Réforme du Code du Travail : n'oubliez pas le territoire !

A quel niveau doit s'organiser l'essentiel de la négociation sociale? Ce n'est peut être toujours au niveau de l'entreprise. Ni à celui de la branche, qui ne signifie plus grand'chose. Le territoire s'impose comme l'échelon pertinent. Par Anne Albert-Cromarias Professeur de Stratégie et Management, CRCGM/Groupe ESC Clermont

Le rapport Combrexelle marque l'officialisation de la réforme du Code du Travail tant attendue. D'abord issu d'une réaction syndicale (constituée dans la durée et dans la douleur) visant à protéger le travailleur à l'encontre du pouvoir unilatéral des employeurs tout-puissants, le droit du travail français s'est petit à petit étoffé, pour devenir l'imposant pavé de 12.000 articles que l'on connaît, bien évidemment totalement indigeste, dispensant de fait quiconque de la fameuse maxime « nul n'est censé ignorer la loi ». Les incohérences y sont nombreuses et certaines sont délicieusement anachroniques (ainsi l'article R4228-20 n'autorisant comme boisson alcoolisée sur le lieu de travail que « le vin, la bière, le cidre et le poiré » !). D'ailleurs tout le monde s'accorde sur la nécessité de simplifier, alléger et opérationnaliser cet outil, si impactant pour la vie de nos entreprises et de leurs salariés.

Élargir la notion de salariat

Si, bien évidemment, la discussion reste ouverte sur les méthodes à appliquer, les moyens à définir et les limites à ne pas franchir, il ne faut pas perdre de vue deux éléments essentiels.

**Consigne 1**
Recopiez fidèlement le passage de la tribune sur la réforme du Code du travail en commençant par « Si, bien évidemment, la » et en allant jusqu'à « deux éléments essentiels. ».
**Consigne 2**
Poursuivez la tribune sur la réforme du Code du travail à partir de l'endroit où elle s'arrête.
Les items qui suivent forment un ensemble à part, indépendant de la tribune.

(Entrées tirées d'une collection)
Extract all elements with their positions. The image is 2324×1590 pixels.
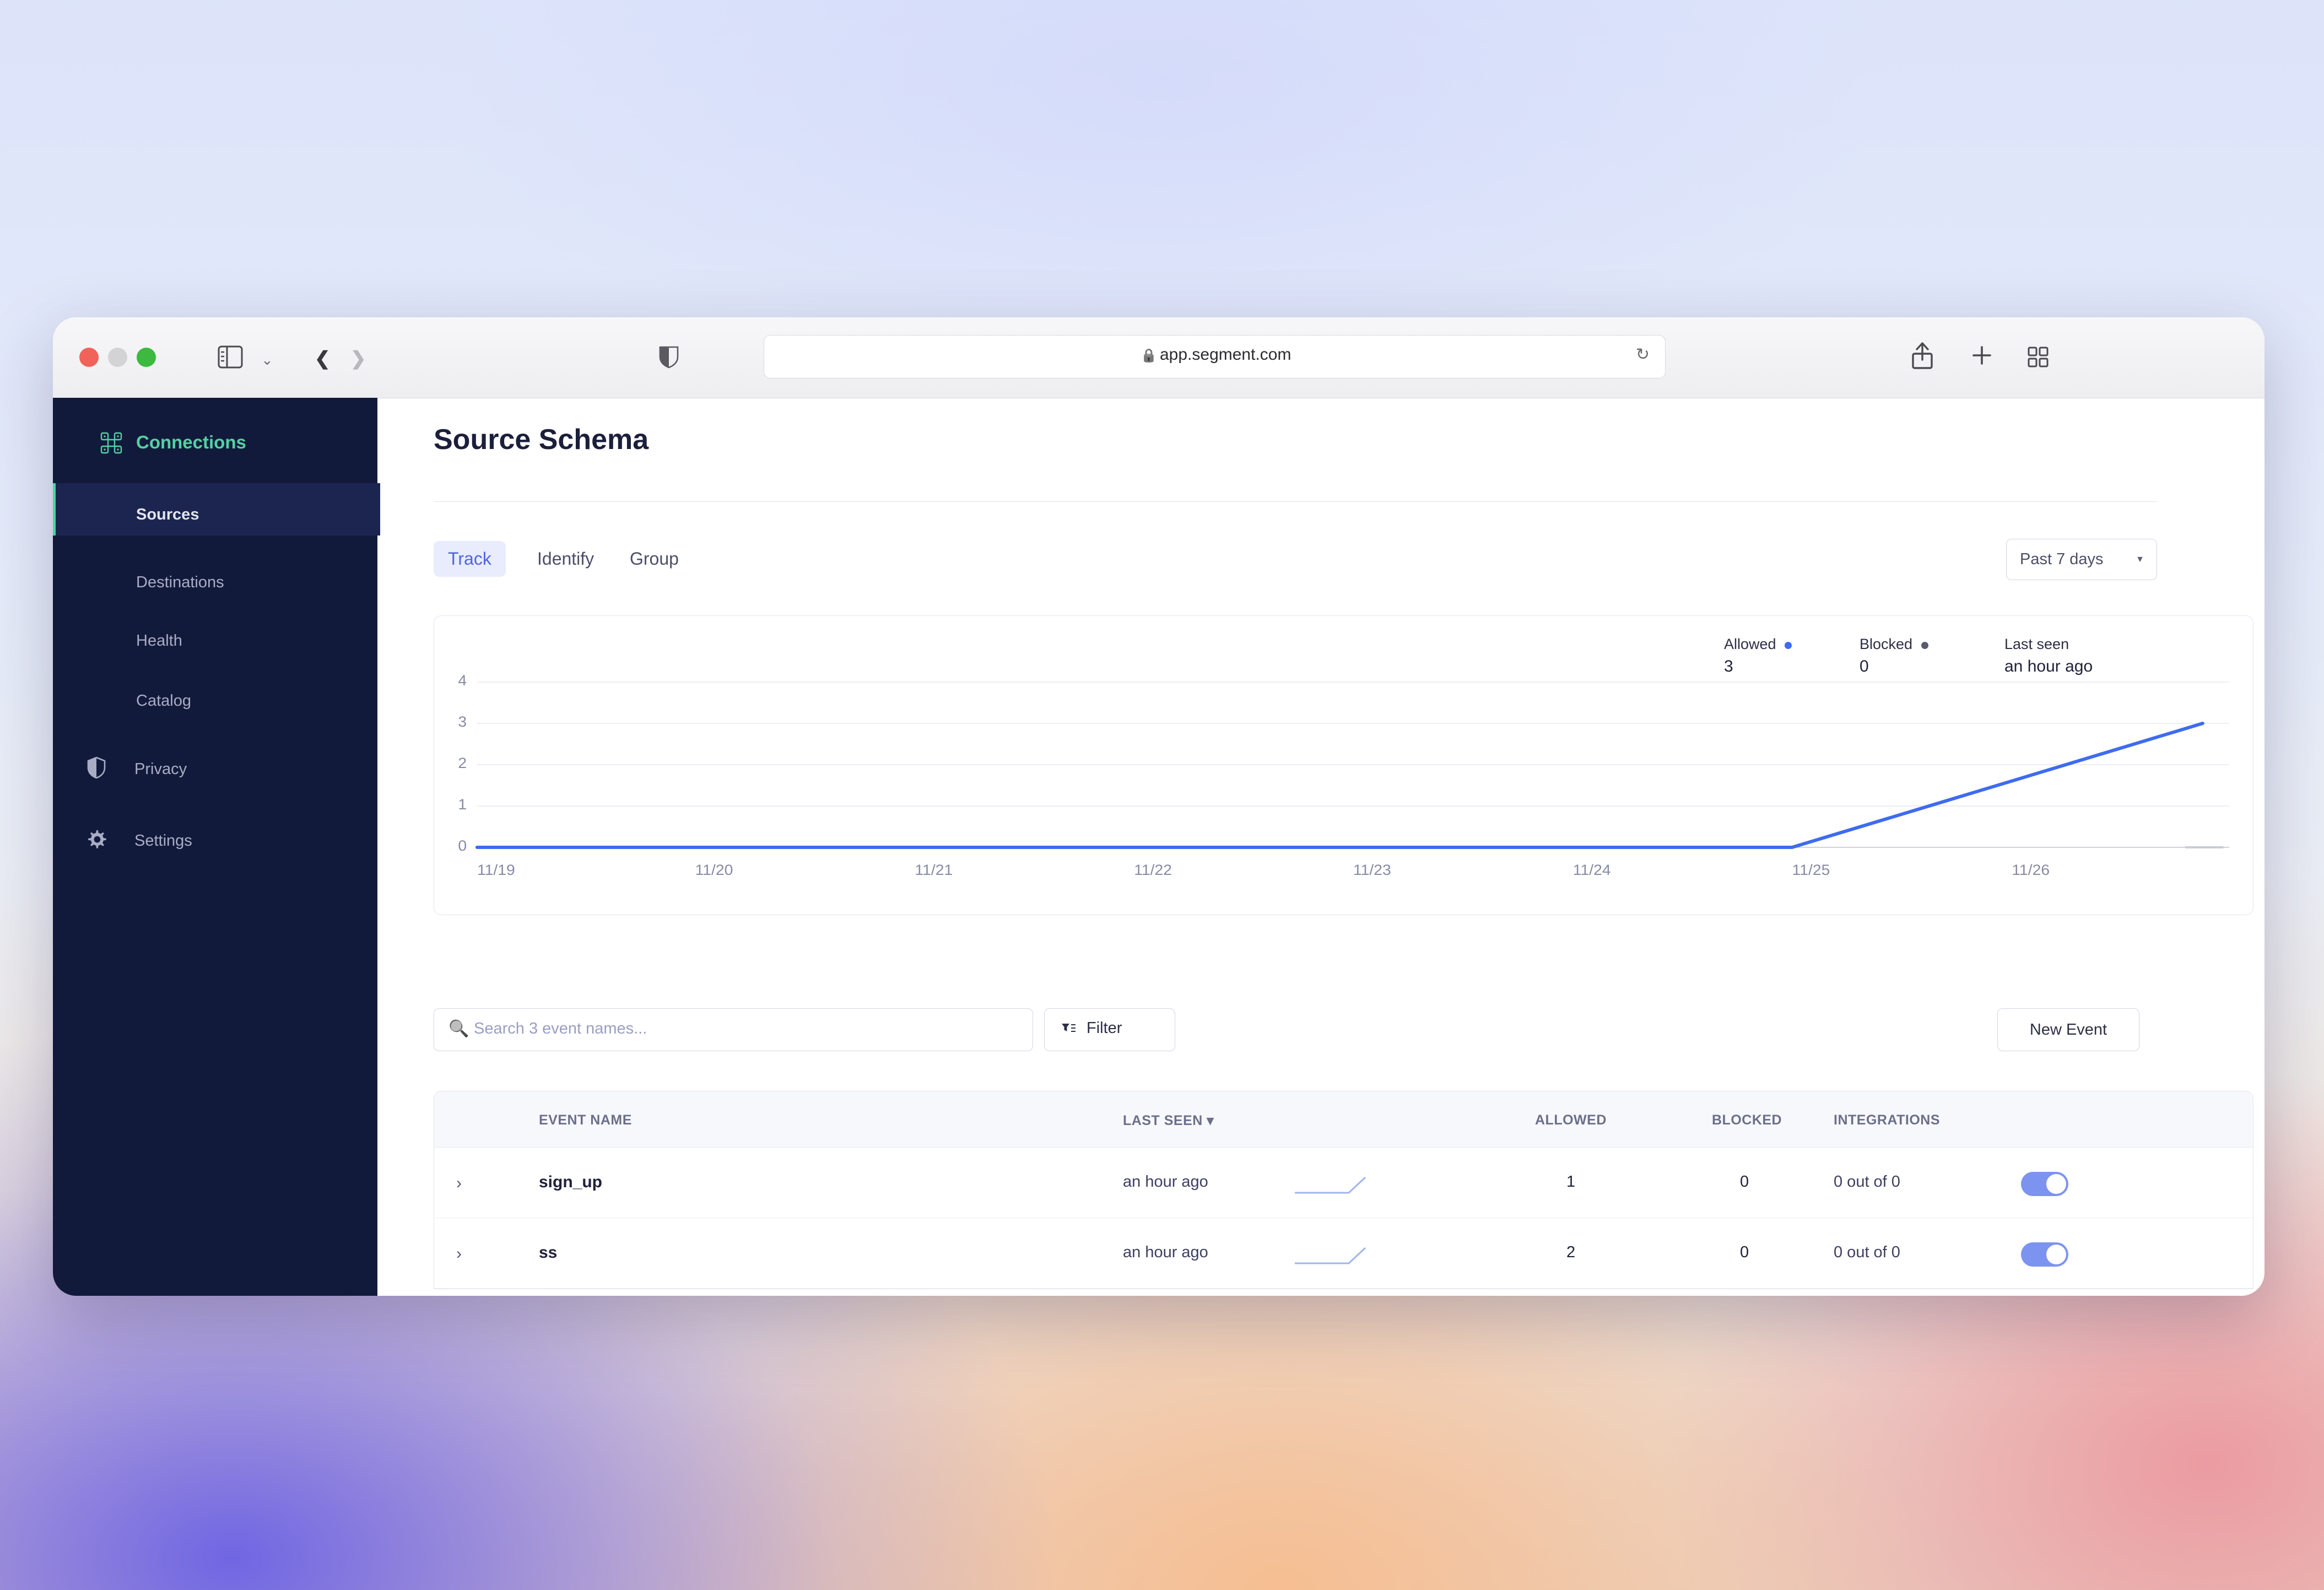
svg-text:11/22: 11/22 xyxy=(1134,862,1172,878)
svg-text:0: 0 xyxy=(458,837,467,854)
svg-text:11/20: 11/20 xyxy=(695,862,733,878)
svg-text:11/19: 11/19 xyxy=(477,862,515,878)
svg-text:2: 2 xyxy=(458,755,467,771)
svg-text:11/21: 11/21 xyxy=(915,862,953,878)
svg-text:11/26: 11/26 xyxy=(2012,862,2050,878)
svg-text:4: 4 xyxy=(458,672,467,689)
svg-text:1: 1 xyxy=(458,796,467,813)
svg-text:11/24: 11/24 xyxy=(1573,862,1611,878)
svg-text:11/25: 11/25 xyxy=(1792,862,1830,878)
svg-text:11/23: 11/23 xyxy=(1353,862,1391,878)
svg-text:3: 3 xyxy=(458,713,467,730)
---
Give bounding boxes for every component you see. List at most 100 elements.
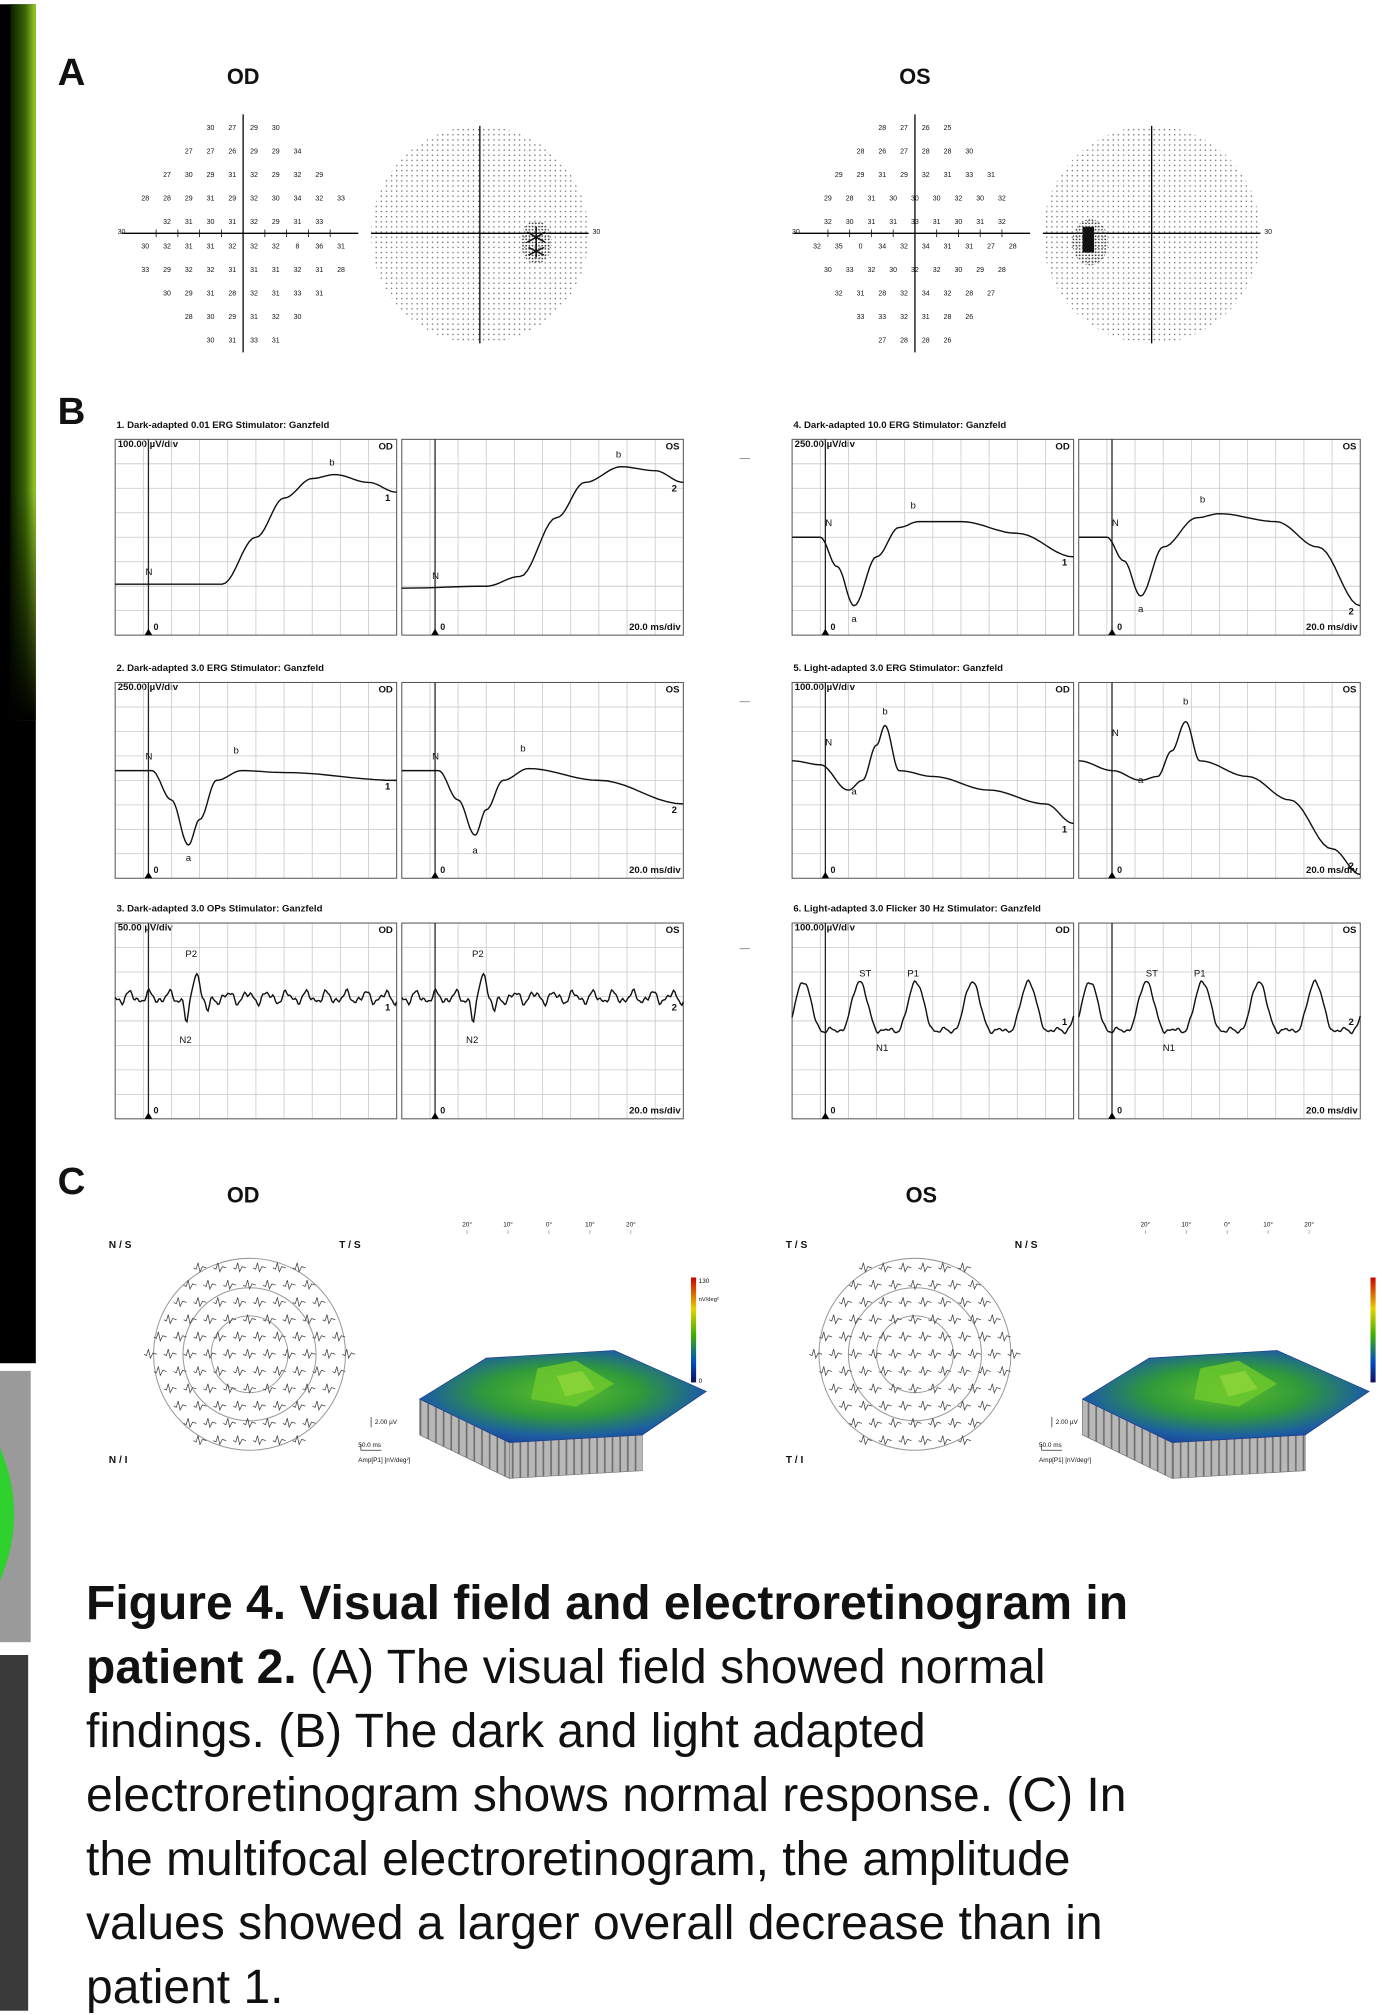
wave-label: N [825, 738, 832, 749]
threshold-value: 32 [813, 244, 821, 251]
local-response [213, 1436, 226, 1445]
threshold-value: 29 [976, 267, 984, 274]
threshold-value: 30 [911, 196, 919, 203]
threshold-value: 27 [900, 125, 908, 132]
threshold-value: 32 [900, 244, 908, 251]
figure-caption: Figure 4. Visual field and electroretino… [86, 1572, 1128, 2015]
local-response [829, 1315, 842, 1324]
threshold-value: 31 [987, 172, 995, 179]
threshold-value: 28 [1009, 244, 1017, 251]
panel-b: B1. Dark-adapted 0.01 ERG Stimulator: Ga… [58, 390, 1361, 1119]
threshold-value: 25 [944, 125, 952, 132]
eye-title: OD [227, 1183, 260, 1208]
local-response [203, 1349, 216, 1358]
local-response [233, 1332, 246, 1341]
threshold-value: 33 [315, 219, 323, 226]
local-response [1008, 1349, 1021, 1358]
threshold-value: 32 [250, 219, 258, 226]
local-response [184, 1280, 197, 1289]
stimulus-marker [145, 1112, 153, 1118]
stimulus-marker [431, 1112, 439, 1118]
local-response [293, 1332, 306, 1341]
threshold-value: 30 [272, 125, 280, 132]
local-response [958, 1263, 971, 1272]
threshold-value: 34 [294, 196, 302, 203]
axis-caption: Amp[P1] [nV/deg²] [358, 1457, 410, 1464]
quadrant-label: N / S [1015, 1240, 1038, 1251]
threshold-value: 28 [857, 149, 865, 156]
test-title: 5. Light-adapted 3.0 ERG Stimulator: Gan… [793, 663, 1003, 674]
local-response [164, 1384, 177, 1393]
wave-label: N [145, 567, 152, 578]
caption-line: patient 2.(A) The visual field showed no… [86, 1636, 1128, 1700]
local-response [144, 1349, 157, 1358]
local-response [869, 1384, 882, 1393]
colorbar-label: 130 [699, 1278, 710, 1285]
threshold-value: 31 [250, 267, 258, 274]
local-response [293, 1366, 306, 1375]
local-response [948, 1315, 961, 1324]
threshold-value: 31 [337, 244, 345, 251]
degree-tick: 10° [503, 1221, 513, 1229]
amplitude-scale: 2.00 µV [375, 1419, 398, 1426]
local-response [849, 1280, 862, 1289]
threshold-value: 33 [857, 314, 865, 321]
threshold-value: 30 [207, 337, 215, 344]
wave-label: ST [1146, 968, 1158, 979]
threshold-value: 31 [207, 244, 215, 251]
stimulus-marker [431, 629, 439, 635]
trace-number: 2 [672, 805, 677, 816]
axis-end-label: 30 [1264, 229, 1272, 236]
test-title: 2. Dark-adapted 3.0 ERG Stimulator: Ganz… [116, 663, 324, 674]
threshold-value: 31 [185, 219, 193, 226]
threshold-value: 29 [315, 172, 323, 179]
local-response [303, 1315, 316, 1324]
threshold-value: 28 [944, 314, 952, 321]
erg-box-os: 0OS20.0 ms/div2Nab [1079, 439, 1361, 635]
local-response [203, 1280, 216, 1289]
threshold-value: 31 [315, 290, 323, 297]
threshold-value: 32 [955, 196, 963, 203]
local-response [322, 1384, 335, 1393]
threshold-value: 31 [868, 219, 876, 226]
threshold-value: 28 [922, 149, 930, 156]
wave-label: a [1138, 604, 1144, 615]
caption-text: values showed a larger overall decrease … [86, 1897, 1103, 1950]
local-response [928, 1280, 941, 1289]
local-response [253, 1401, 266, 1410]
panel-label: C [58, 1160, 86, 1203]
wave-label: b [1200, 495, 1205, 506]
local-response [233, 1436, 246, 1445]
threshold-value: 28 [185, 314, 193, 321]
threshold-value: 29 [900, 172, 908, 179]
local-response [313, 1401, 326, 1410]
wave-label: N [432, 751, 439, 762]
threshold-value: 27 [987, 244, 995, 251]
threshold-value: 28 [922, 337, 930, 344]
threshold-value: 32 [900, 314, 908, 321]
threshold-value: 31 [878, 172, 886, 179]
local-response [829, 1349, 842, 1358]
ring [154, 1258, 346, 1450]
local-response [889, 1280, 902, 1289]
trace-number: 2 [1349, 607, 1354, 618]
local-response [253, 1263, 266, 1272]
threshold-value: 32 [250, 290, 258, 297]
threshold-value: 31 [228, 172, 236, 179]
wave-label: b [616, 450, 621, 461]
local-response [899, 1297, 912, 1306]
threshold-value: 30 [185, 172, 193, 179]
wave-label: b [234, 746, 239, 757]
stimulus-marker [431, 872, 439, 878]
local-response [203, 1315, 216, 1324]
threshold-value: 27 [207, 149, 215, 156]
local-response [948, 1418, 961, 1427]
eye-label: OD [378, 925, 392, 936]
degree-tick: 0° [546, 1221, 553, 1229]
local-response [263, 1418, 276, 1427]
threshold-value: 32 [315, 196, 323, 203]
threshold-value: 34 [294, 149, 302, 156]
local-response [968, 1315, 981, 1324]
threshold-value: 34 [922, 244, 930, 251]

**Réponse 1**
Si, bien évidemment, la discussion reste ouverte sur les méthodes à appliquer, les moyens à définir et les limites à ne pas franchir, il ne faut pas perdre de vue deux éléments essentiels.

**Réponse 2**
Tout d'abord s'entendre sur les travailleurs concernés, puisque c'est avec et pour le salariat que s'est construit le Code du Travail. En 2015, la norme conceptuelle du salariat reste le CDI à temps plein. Pourtant, dans la pratique, les formes de travail évoluent largement. Le CDD représente aujourd'hui 84% des recrutements, le recours au temps partiel (choisi ou subi) est de plus en plus fréquent, et de nombreuses autres formes d'emploi, parfois qualifiées « d'atypiques », ne sont plus anecdotiques. Les éléments statistiques de la DARES ou EUROSTAT nourrissent les réflexions, comme en atteste le rapport Mettling (à paraître) qui propose d'élargir la notion de salarié en utilisant des critères plus économiques que juridiques.

Qu'est-ce que l'entreprise?

Ensuite, pour faire le pendant du travailleur, s'interroger sur ce qu'est l'entreprise. Le droit distingue certes l'entreprise de l'établissement, mais cette sémantique n'a plus guère de sens alors que la mondialisation des échanges bat son plein et que nombre d'entreprises sont apatrides, voire totalement dématérialisées, les questions de dumping social (et fiscal) étant plus que jamais d'actualité.

De plus, sous l'effet conjugué d'une concurrence accrue mais, simultanément, d'une recherche de plus de coopération (autrement dit la « coopétition », principe selon lequel il vaut mieux s'allier pour faire grossir ensemble le gâteau, la part des uns et des autres s'en trouvant ainsi mécaniquement augmentée), les entreprises sont amenées à travailler ensemble, à avoir des projets communs, à mutualiser des ressources... bref, à mettre en place des réseaux de collaboration qui rendent obsolètes leurs frontières traditionnelles.

Quid des salariés détachés?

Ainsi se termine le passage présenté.